Find each line with the string "this" and copy it.

▶ [Records]
▼

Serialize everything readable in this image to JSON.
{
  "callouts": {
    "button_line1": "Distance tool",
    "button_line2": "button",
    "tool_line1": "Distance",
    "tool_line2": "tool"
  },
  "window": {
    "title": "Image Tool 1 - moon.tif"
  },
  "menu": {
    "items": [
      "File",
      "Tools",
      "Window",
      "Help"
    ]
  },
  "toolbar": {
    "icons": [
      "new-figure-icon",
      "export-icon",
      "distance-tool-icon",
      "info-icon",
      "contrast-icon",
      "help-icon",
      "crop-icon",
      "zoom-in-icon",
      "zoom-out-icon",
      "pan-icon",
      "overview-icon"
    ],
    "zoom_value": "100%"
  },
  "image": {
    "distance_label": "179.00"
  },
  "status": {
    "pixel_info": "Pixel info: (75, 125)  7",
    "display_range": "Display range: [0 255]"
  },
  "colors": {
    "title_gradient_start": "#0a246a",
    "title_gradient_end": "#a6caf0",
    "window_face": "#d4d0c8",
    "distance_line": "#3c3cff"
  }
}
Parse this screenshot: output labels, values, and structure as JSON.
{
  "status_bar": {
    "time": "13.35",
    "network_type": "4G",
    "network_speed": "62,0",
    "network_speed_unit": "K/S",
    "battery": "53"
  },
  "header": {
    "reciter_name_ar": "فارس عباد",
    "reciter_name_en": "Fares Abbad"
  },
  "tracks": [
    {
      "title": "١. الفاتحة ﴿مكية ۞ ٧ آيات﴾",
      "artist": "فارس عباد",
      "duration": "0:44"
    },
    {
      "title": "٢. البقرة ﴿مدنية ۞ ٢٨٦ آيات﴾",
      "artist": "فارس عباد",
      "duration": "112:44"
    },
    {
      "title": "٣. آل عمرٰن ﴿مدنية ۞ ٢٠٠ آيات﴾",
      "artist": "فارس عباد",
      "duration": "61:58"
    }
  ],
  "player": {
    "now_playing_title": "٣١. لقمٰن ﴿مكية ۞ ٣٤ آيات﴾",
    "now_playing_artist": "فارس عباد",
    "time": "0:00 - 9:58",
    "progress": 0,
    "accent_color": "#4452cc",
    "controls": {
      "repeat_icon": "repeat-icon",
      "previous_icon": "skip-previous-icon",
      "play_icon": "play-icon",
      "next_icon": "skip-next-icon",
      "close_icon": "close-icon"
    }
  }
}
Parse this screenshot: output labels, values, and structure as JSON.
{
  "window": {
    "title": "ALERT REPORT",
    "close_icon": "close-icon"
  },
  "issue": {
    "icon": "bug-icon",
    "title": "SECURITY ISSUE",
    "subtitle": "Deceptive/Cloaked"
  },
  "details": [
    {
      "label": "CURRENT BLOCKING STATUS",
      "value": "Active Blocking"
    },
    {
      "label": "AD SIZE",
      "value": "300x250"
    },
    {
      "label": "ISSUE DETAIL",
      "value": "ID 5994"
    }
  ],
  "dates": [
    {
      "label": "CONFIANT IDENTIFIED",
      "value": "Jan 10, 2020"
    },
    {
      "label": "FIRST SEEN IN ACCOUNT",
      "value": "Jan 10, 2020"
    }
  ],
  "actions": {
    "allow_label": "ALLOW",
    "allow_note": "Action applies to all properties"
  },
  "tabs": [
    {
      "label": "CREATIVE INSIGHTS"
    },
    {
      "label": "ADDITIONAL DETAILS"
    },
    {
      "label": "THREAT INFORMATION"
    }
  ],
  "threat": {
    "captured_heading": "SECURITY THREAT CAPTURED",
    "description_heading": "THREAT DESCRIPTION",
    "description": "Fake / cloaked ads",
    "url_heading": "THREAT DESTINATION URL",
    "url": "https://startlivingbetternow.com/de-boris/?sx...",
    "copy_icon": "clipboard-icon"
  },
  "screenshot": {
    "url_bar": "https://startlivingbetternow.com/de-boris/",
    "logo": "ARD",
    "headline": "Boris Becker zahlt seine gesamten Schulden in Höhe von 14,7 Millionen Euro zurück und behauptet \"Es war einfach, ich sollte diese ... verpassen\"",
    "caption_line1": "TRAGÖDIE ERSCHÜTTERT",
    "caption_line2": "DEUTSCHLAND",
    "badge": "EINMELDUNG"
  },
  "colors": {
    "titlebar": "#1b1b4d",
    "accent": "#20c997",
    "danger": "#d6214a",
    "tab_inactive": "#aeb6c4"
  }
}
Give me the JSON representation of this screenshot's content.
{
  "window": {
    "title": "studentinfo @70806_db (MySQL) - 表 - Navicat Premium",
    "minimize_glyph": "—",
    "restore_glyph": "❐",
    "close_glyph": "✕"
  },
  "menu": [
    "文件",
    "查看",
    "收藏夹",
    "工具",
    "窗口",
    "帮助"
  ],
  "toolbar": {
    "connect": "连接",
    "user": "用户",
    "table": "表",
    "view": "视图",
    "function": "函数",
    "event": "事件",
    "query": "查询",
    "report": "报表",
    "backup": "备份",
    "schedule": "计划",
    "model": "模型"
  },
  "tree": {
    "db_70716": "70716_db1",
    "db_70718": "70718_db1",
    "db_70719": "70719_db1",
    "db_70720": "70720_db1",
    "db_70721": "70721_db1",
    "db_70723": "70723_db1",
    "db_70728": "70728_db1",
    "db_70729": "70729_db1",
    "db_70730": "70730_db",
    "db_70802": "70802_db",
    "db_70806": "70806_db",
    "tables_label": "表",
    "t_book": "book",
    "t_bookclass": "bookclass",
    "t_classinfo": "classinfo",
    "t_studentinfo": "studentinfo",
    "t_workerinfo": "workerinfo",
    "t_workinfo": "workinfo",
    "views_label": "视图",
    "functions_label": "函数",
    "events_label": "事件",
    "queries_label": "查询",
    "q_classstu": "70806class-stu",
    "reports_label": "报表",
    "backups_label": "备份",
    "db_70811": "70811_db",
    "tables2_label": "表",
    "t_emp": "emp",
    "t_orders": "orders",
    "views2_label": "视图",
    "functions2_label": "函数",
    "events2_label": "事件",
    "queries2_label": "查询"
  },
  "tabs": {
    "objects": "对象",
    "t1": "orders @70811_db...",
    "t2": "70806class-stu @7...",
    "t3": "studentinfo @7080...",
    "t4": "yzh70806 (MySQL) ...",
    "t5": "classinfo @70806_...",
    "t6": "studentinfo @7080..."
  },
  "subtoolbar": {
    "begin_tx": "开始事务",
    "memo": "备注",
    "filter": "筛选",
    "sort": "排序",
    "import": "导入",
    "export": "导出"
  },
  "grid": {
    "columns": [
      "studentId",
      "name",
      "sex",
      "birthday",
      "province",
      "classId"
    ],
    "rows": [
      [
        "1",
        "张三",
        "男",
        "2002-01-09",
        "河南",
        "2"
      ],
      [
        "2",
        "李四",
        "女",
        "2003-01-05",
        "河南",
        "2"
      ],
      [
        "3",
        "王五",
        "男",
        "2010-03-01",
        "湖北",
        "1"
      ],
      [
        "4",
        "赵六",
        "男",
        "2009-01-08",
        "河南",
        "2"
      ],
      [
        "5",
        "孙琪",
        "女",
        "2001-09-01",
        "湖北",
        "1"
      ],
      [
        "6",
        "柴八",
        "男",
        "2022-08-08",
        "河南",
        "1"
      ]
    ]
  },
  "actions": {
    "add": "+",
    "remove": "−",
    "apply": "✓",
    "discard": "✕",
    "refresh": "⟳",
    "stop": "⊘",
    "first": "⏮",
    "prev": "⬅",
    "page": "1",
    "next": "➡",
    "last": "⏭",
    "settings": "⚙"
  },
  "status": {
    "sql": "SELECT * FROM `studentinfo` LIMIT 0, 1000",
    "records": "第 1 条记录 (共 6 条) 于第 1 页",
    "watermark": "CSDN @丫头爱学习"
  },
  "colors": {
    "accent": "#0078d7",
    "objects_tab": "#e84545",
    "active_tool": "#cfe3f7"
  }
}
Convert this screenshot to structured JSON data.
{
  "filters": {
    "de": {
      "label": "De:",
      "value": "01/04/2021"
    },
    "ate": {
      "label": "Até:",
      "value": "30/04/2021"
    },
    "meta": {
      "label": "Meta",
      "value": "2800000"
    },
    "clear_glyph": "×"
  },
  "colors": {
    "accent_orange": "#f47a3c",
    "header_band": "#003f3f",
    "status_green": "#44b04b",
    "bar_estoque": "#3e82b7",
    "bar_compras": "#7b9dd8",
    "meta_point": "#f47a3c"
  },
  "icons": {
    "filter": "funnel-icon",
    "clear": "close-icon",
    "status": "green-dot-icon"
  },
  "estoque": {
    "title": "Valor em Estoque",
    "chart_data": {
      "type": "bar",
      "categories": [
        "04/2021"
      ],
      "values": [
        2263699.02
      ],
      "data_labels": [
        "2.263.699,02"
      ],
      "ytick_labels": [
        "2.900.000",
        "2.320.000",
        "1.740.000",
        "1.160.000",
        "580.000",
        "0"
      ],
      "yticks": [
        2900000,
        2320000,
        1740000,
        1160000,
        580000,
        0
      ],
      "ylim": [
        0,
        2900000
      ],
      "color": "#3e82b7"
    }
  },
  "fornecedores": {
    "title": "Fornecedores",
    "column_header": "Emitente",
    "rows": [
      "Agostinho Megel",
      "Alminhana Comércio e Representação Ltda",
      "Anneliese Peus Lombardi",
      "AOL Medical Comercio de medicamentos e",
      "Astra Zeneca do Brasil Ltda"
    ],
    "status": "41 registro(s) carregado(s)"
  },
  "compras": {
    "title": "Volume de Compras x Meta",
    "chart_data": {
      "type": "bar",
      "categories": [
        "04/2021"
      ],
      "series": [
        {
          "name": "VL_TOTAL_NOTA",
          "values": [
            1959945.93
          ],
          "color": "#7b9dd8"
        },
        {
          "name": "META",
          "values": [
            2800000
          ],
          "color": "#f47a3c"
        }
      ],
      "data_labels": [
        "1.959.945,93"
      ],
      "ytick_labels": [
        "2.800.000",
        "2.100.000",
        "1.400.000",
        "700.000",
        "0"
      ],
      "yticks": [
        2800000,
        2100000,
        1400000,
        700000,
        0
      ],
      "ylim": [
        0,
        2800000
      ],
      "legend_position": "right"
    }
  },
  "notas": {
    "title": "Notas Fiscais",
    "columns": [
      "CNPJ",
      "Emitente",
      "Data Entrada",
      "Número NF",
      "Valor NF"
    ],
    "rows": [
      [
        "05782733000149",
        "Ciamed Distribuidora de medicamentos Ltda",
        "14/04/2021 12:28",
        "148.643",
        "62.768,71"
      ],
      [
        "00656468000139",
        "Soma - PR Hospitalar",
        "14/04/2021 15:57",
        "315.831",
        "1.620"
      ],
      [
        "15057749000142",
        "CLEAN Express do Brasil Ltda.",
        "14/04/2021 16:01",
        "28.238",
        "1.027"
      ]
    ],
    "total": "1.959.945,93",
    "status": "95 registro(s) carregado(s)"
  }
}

▲

▶ [Correct result]
Serialize everything readable in this image to JSON.
Parse this screenshot: output labels, values, and structure as JSON.
Parse this screenshot: output labels, values, and structure as JSON.
Give me the JSON representation of this screenshot's content.
Convert this screenshot to structured JSON data.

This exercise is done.